◆ **REQUESTS**:
1: How would you say this sentence from the GWASTools mailing-list post in Spanish: "The other things are good ideas but we don't have time for them right now."
2: Rewrite the GWASTools mailing-list post between "On 12/19/13 2:20" and "its GenotypeReader concept.", inclusive, and rename "architecture" to "design".
3: Carry the GWASTools mailing-list post further from where it stops.

◆ **TEXT SHOWN**:
──────

[BioC] GWASTools suggestions: explicit interface for GenotypeReaders,

Stephanie M. Gogarten sdmorris at u.washington.edu
Fri Dec 20 00:45:31 CET 2013


Hi Karl,

I updated the documentation for the functions that assume chromosomes are in blocks (this had been on my to-do list for a while).  The other things are good ideas but we don't have time for them right now. If you wanted to work on them and send us some code, we'd be happy to incorporate it. 

Stephanie 

On 12/19/13 2:20 AM, Karl Forner wrote:
> Hello,
> 
>  Explicit interface for GenotypeReaders,
> --------------------------------------------------
> I am a big fan of the GenotypeData object architecture, that enables to use
> a unique object type which can use any representation or storage of the
> actual genotypes thanks to its GenotypeReader concept.
> 
> But from what I've seen, the different readers just stick to a common
> interface, that is not clearly defined.
> For example the method hasVariable() is not available for
> MatrixGenotypeReader.
> It is important when developing functions taking a GenotypeData as
> argument, to know which interface is safe to use.
> 
> I believe that this is a very good example for the use of an abstract class
> GenotypeReader, that each specialized Reader should derive from.

──────

◆ **GIVEN MATERIAL**:

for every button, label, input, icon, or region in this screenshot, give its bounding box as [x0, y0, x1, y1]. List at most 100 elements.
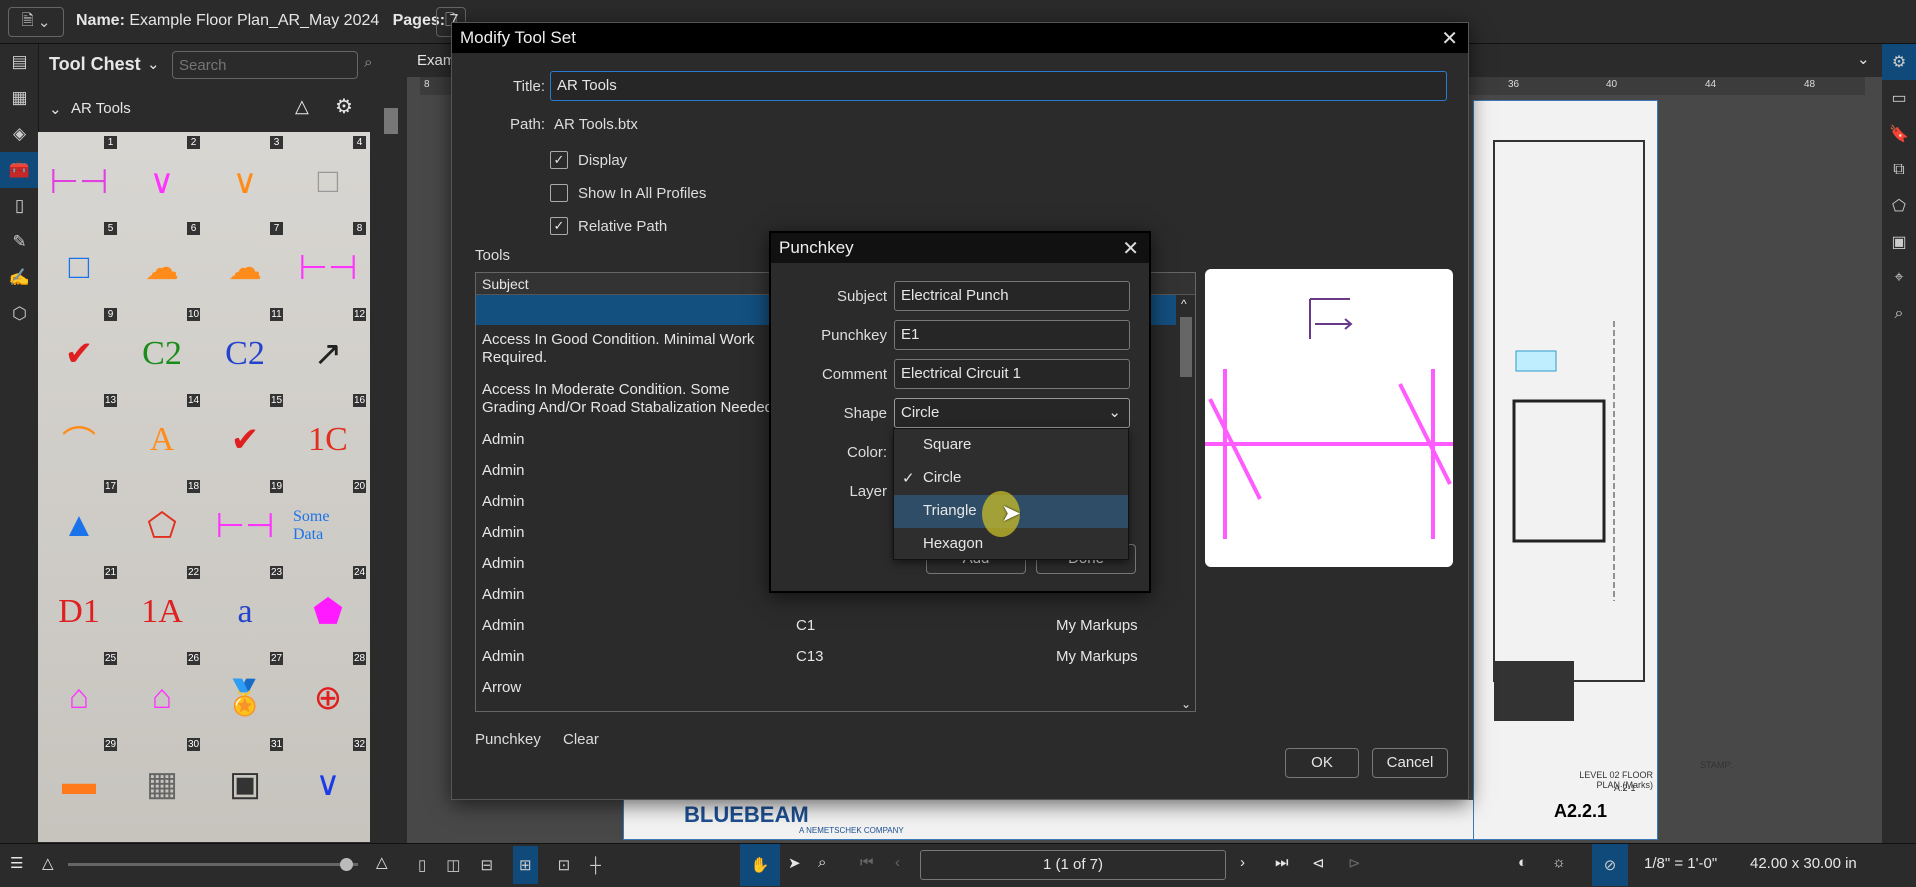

──────

◆ **FINAL RESULTS**:
1: Las otras cosas son buenas ideas, pero ahora mismo no tenemos tiempo para ellas.

2:
On 12/19/13 2:20 AM, Karl Forner wrote:
> Hello,
> 
>  Explicit interface for GenotypeReaders,
> --------------------------------------------------
> I am a big fan of the GenotypeData object design, that enables to use
> a unique object type which can use any representation or storage of the
> actual genotypes thanks to its GenotypeReader concept.

3:
> 
> 
> sorted GenotypeData
> ---------------------------
> I realized that some functions rely on the SNPs to be sorted by chromosome.
> In assocTestRegression() for instance, these lines of code are wrong if the
> chromosome are not sorted.
> 
>     chrom <- getChromosome(genoData)
>     unique_chrom <- unique(chrom)
>     nChromosomes <- max(chrom)
>     rle_chrom <- rle(chrom)
>     rle_chrom2 <- rep(0, nChromosomes)
>     rle_chrom2[unique_chrom] <- rle_chrom$lengths
> 
> 
> I think that either it should be clearly stated in the function
> documentation that it takes a sorted genotype data as argument, or that a
> stronger assumption that all genotypedata must be sorted should be enforced.
> 
> 
> subset Genotype Reader
> ---------------------------------
> A useful addition would be a SubsetGenotypeReader, that would take as
> argument an exiting GenotypeReader instance, and lists of snpIPs and
> scanIDs.
> This reader will act as a database view on the data, and would allow to use
> subset data with all functions taking GenotypeData arguments.
> 
> 
> 
> These are suggestions, and I realize that implementing them requires work,
> but if ever you need it I could contribute some code.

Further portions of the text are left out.